Request >> Would you write out the listing verbatim and skip every picture in it?

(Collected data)
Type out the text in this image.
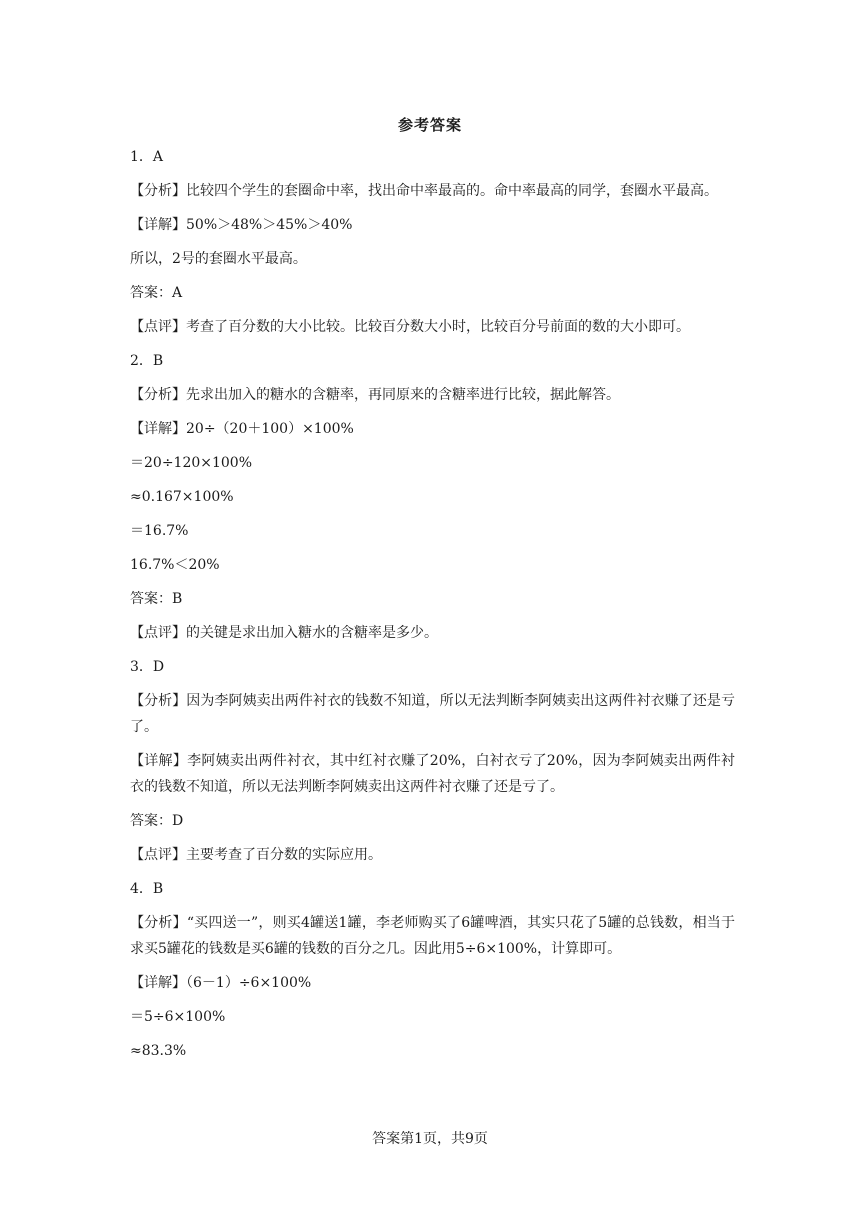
参考答案

1．A

【分析】比较四个学生的套圈命中率，找出命中率最高的。命中率最高的同学，套圈水平最高。

【详解】50%＞48%＞45%＞40%

所以，2号的套圈水平最高。

答案：A

【点评】考查了百分数的大小比较。比较百分数大小时，比较百分号前面的数的大小即可。

2．B

【分析】先求出加入的糖水的含糖率，再同原来的含糖率进行比较，据此解答。

【详解】20÷（20＋100）×100%

＝20÷120×100%

≈0.167×100%

＝16.7%

16.7%＜20%

答案：B

【点评】的关键是求出加入糖水的含糖率是多少。

3．D

【分析】因为李阿姨卖出两件衬衣的钱数不知道，所以无法判断李阿姨卖出这两件衬衣赚了还是亏了。

【详解】李阿姨卖出两件衬衣，其中红衬衣赚了20%，白衬衣亏了20%，因为李阿姨卖出两件衬衣的钱数不知道，所以无法判断李阿姨卖出这两件衬衣赚了还是亏了。

答案：D

【点评】主要考查了百分数的实际应用。

4．B

【分析】“买四送一”，则买4罐送1罐，李老师购买了6罐啤酒，其实只花了5罐的总钱数，相当于求买5罐花的钱数是买6罐的钱数的百分之几。因此用5÷6×100%，计算即可。

【详解】（6－1）÷6×100%

＝5÷6×100%

≈83.3%

答案第1页，共9页
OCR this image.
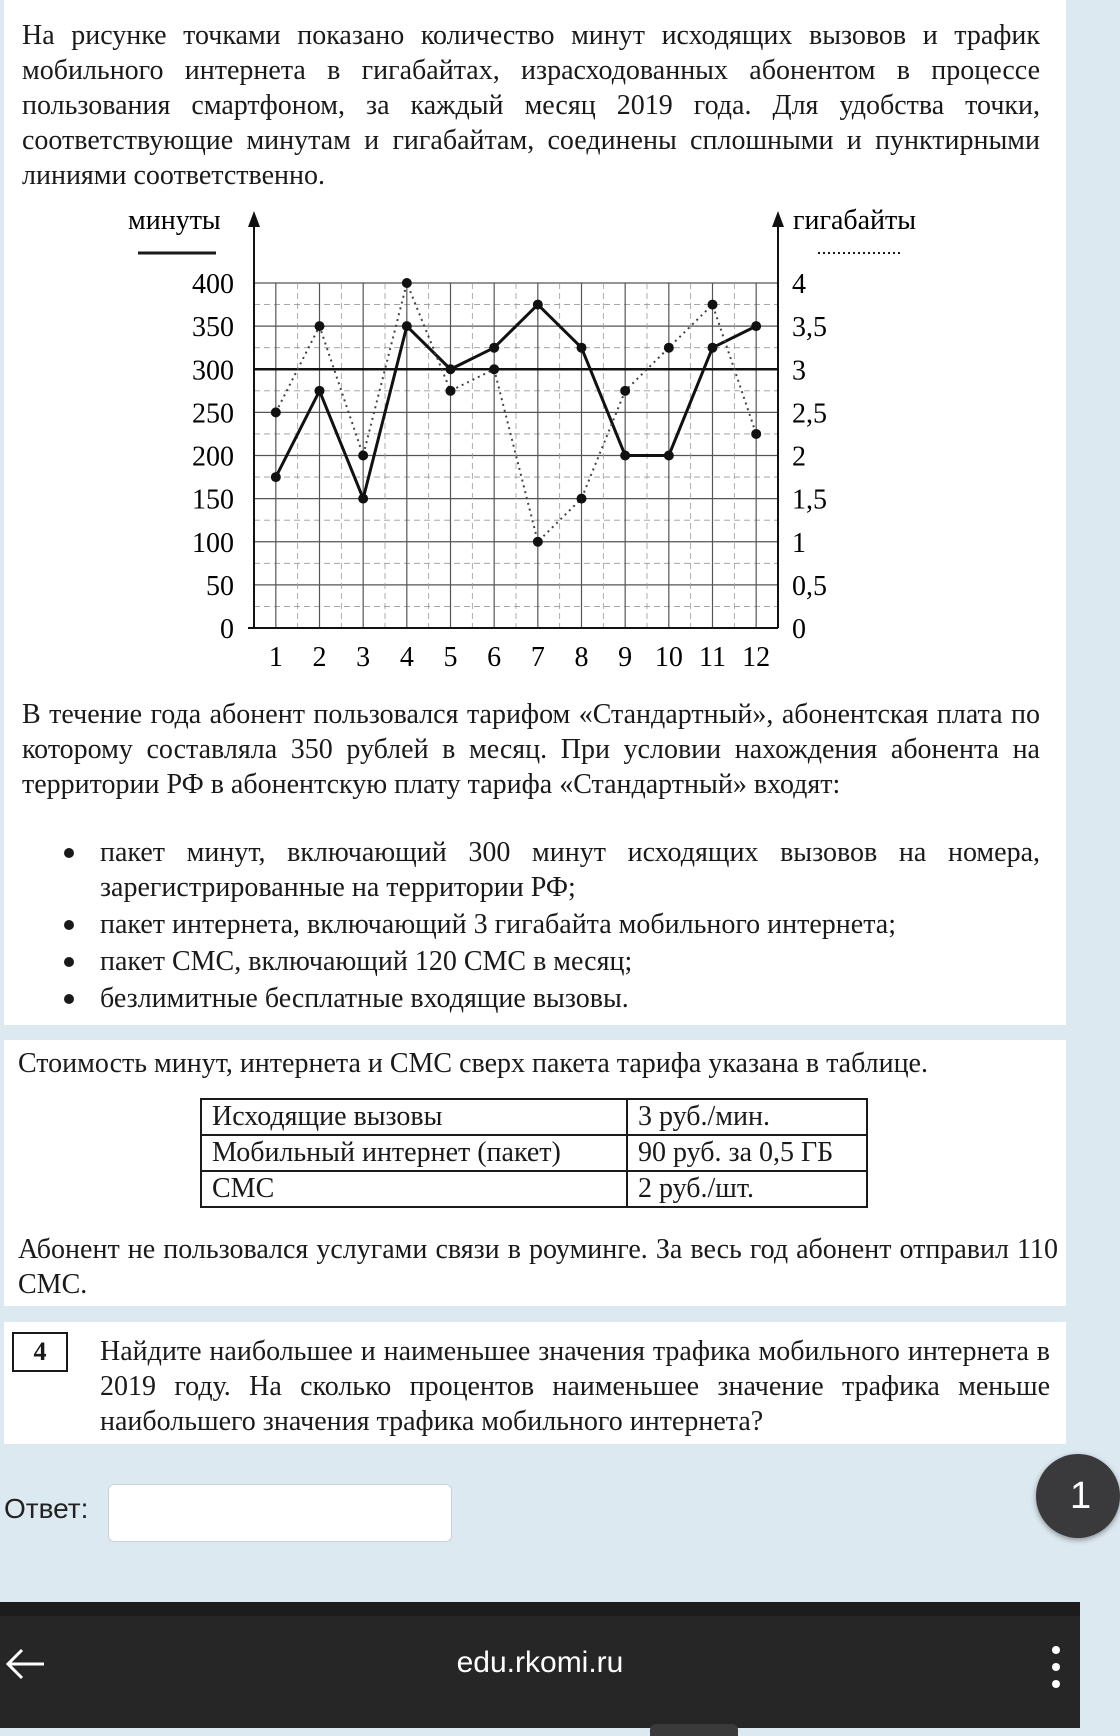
На рисунке точками показано количество минут исходящих вызовов и трафик мобильного интернета в гигабайтах, израсходованных абонентом в процессе пользования смартфоном, за каждый месяц 2019 года. Для удобства точки, соответствующие минутам и гигабайтам, соединены сплошными и пунктирными линиями соответственно.

400
350
300
250
200
150
100
50
0
4
3,5
3
2,5
2
1,5
1
0,5
0
1 2 3 4 5 6 7 8 9 10 11 12
минуты	гигабайты

В течение года абонент пользовался тарифом «Стандартный», абонентская плата по которому составляла 350 рублей в месяц. При условии нахождения абонента на территории РФ в абонентскую плату тарифа «Стандартный» входят:

пакет минут, включающий 300 минут исходящих вызовов на номера, зарегистрированные на территории РФ;
пакет интернета, включающий 3 гигабайта мобильного интернета;
пакет СМС, включающий 120 СМС в месяц;
безлимитные бесплатные входящие вызовы.

Стоимость минут, интернета и СМС сверх пакета тарифа указана в таблице.

Исходящие вызовы	3 руб./мин.
Мобильный интернет (пакет)	90 руб. за 0,5 ГБ
СМС	2 руб./шт.

Абонент не пользовался услугами связи в роуминге. За весь год абонент отправил 110 СМС.

4	Найдите наибольшее и наименьшее значения трафика мобильного интернета в 2019 году. На сколько процентов наименьшее значение трафика меньше наибольшего значения трафика мобильного интернета?

Ответ:	1
edu.rkomi.ru
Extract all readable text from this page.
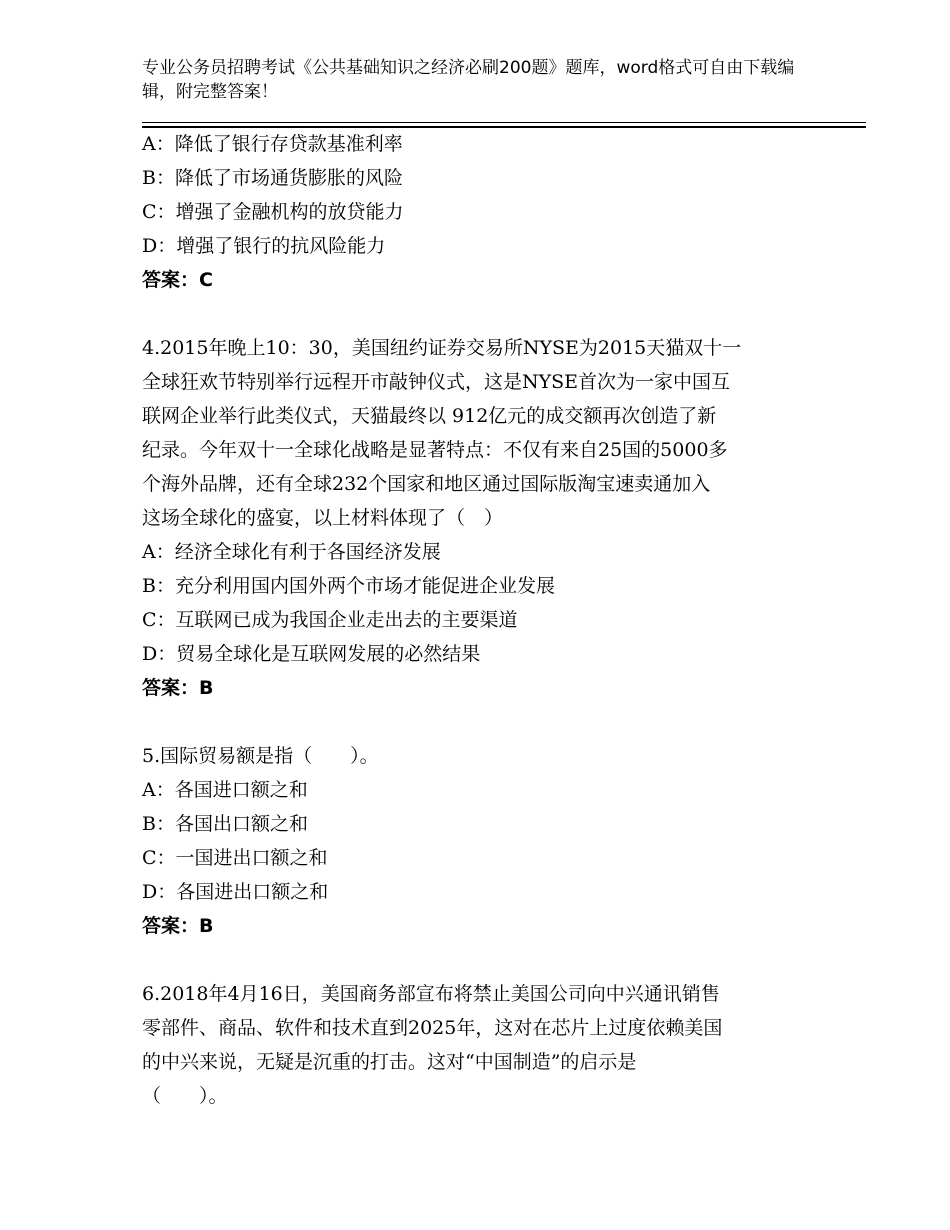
专业公务员招聘考试《公共基础知识之经济必刷200题》题库，word格式可自由下载编辑，附完整答案！
A：降低了银行存贷款基准利率
B：降低了市场通货膨胀的风险
C：增强了金融机构的放贷能力
D：增强了银行的抗风险能力
答案：C
4.2015年晚上10：30，美国纽约证券交易所NYSE为2015天猫双十一
全球狂欢节特别举行远程开市敲钟仪式，这是NYSE首次为一家中国互
联网企业举行此类仪式，天猫最终以 912亿元的成交额再次创造了新
纪录。今年双十一全球化战略是显著特点：不仅有来自25国的5000多
个海外品牌，还有全球232个国家和地区通过国际版淘宝速卖通加入
这场全球化的盛宴，以上材料体现了（　）
A：经济全球化有利于各国经济发展
B：充分利用国内国外两个市场才能促进企业发展
C：互联网已成为我国企业走出去的主要渠道
D：贸易全球化是互联网发展的必然结果
答案：B
5.国际贸易额是指（　　）。
A：各国进口额之和
B：各国出口额之和
C：一国进出口额之和
D：各国进出口额之和
答案：B
6.2018年4月16日，美国商务部宣布将禁止美国公司向中兴通讯销售
零部件、商品、软件和技术直到2025年，这对在芯片上过度依赖美国
的中兴来说，无疑是沉重的打击。这对“中国制造”的启示是
（　　）。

Reply >>
Type out the text in this image.
参考答案

1．A

【分析】比较四个学生的套圈命中率，找出命中率最高的。命中率最高的同学，套圈水平最高。

【详解】50%＞48%＞45%＞40%

所以，2号的套圈水平最高。

答案：A

【点评】考查了百分数的大小比较。比较百分数大小时，比较百分号前面的数的大小即可。

2．B

【分析】先求出加入的糖水的含糖率，再同原来的含糖率进行比较，据此解答。

【详解】20÷（20＋100）×100%

＝20÷120×100%

≈0.167×100%

＝16.7%

16.7%＜20%

答案：B

【点评】的关键是求出加入糖水的含糖率是多少。

3．D

【分析】因为李阿姨卖出两件衬衣的钱数不知道，所以无法判断李阿姨卖出这两件衬衣赚了还是亏了。

【详解】李阿姨卖出两件衬衣，其中红衬衣赚了20%，白衬衣亏了20%，因为李阿姨卖出两件衬衣的钱数不知道，所以无法判断李阿姨卖出这两件衬衣赚了还是亏了。

答案：D

【点评】主要考查了百分数的实际应用。

4．B

【分析】“买四送一”，则买4罐送1罐，李老师购买了6罐啤酒，其实只花了5罐的总钱数，相当于求买5罐花的钱数是买6罐的钱数的百分之几。因此用5÷6×100%，计算即可。

【详解】（6－1）÷6×100%

＝5÷6×100%

≈83.3%

答案第1页，共9页
OCR this image.
На рисунке точками показано количество минут исходящих вызовов и трафик мобильного интернета в гигабайтах, израсходованных абонентом в процессе пользования смартфоном, за каждый месяц 2019 года. Для удобства точки, соответствующие минутам и гигабайтам, соединены сплошными и пунктирными линиями соответственно.

400
350
300
250
200
150
100
50
0
4
3,5
3
2,5
2
1,5
1
0,5
0
1 2 3 4 5 6 7 8 9 10 11 12
минуты	гигабайты

В течение года абонент пользовался тарифом «Стандартный», абонентская плата по которому составляла 350 рублей в месяц. При условии нахождения абонента на территории РФ в абонентскую плату тарифа «Стандартный» входят:

пакет минут, включающий 300 минут исходящих вызовов на номера, зарегистрированные на территории РФ;
пакет интернета, включающий 3 гигабайта мобильного интернета;
пакет СМС, включающий 120 СМС в месяц;
безлимитные бесплатные входящие вызовы.

Стоимость минут, интернета и СМС сверх пакета тарифа указана в таблице.

Исходящие вызовы	3 руб./мин.
Мобильный интернет (пакет)	90 руб. за 0,5 ГБ
СМС	2 руб./шт.

Абонент не пользовался услугами связи в роуминге. За весь год абонент отправил 110 СМС.

4	Найдите наибольшее и наименьшее значения трафика мобильного интернета в 2019 году. На сколько процентов наименьшее значение трафика меньше наибольшего значения трафика мобильного интернета?

Ответ:	1
edu.rkomi.ru
Extract all readable text from this page.
专业公务员招聘考试《公共基础知识之经济必刷200题》题库，word格式可自由下载编辑，附完整答案！
A：降低了银行存贷款基准利率
B：降低了市场通货膨胀的风险
C：增强了金融机构的放贷能力
D：增强了银行的抗风险能力
答案：C
4.2015年晚上10：30，美国纽约证券交易所NYSE为2015天猫双十一
全球狂欢节特别举行远程开市敲钟仪式，这是NYSE首次为一家中国互
联网企业举行此类仪式，天猫最终以 912亿元的成交额再次创造了新
纪录。今年双十一全球化战略是显著特点：不仅有来自25国的5000多
个海外品牌，还有全球232个国家和地区通过国际版淘宝速卖通加入
这场全球化的盛宴，以上材料体现了（　）
A：经济全球化有利于各国经济发展
B：充分利用国内国外两个市场才能促进企业发展
C：互联网已成为我国企业走出去的主要渠道
D：贸易全球化是互联网发展的必然结果
答案：B
5.国际贸易额是指（　　）。
A：各国进口额之和
B：各国出口额之和
C：一国进出口额之和
D：各国进出口额之和
答案：B
6.2018年4月16日，美国商务部宣布将禁止美国公司向中兴通讯销售
零部件、商品、软件和技术直到2025年，这对在芯片上过度依赖美国
的中兴来说，无疑是沉重的打击。这对“中国制造”的启示是
（　　）。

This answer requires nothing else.